*Task details*.
Find the lines holding "具有初中及以上地理教师资格证书" and copy them.

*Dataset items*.

━━━━━━━━━━

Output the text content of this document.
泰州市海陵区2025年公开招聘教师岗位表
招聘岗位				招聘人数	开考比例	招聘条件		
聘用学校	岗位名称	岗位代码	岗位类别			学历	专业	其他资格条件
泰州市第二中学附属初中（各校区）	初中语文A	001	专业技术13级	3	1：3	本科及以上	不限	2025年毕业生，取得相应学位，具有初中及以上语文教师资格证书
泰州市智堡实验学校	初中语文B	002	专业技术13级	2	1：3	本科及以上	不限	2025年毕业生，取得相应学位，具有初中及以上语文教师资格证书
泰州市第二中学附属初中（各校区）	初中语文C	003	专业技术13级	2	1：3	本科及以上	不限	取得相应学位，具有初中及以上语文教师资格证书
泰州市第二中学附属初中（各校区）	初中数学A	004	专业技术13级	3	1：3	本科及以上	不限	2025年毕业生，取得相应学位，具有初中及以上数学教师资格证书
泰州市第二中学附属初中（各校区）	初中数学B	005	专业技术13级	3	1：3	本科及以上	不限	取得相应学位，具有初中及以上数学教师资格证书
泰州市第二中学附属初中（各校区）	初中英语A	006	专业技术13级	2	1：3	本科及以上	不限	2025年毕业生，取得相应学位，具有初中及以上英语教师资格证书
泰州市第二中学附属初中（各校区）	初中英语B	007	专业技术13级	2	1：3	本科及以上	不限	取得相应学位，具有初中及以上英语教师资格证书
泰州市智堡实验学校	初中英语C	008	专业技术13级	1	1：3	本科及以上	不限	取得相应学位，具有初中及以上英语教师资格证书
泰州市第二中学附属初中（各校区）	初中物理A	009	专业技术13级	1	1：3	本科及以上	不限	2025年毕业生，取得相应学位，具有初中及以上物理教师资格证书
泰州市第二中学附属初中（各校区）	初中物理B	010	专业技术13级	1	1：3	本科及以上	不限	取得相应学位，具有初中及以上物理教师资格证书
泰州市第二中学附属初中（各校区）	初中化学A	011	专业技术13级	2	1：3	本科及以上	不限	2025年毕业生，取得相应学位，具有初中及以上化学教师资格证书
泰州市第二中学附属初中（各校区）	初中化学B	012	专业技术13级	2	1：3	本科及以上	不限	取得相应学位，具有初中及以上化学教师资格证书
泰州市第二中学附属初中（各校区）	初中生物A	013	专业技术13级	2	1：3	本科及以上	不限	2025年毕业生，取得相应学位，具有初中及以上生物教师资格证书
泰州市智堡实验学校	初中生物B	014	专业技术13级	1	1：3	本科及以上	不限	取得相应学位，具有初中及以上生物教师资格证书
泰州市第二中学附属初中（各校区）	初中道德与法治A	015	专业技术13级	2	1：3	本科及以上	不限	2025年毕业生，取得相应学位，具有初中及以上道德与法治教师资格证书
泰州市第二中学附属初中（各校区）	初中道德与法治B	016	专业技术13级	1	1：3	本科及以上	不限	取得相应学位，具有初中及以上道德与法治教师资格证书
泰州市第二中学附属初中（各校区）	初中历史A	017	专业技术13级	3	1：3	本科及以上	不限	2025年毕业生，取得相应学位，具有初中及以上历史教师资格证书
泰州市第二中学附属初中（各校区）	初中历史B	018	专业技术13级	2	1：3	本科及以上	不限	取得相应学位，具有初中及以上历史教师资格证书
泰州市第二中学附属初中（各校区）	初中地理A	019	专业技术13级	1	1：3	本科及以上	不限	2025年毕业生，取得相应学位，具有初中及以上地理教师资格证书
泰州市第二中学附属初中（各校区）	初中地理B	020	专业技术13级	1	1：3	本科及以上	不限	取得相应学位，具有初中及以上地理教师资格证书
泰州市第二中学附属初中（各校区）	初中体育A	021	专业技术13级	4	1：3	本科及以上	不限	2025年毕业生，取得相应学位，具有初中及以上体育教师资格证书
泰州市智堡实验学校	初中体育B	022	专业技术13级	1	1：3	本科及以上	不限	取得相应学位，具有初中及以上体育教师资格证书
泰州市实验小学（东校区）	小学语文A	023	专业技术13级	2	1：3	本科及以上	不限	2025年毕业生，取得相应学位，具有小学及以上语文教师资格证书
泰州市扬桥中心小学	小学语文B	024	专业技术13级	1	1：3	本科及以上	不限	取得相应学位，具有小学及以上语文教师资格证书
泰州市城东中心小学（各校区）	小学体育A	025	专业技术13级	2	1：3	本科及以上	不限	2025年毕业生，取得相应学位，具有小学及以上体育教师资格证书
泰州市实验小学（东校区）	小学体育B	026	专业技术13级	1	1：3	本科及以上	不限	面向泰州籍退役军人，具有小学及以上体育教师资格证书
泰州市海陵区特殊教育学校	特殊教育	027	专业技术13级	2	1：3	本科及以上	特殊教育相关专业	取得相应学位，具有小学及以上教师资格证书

━━━━━━━━━━

*Complete response*.
泰州市第二中学附属初中（各校区）	初中地理A	019	专业技术13级	1	1：3	本科及以上	不限	2025年毕业生，取得相应学位，具有初中及以上地理教师资格证书
泰州市第二中学附属初中（各校区）	初中地理B	020	专业技术13级	1	1：3	本科及以上	不限	取得相应学位，具有初中及以上地理教师资格证书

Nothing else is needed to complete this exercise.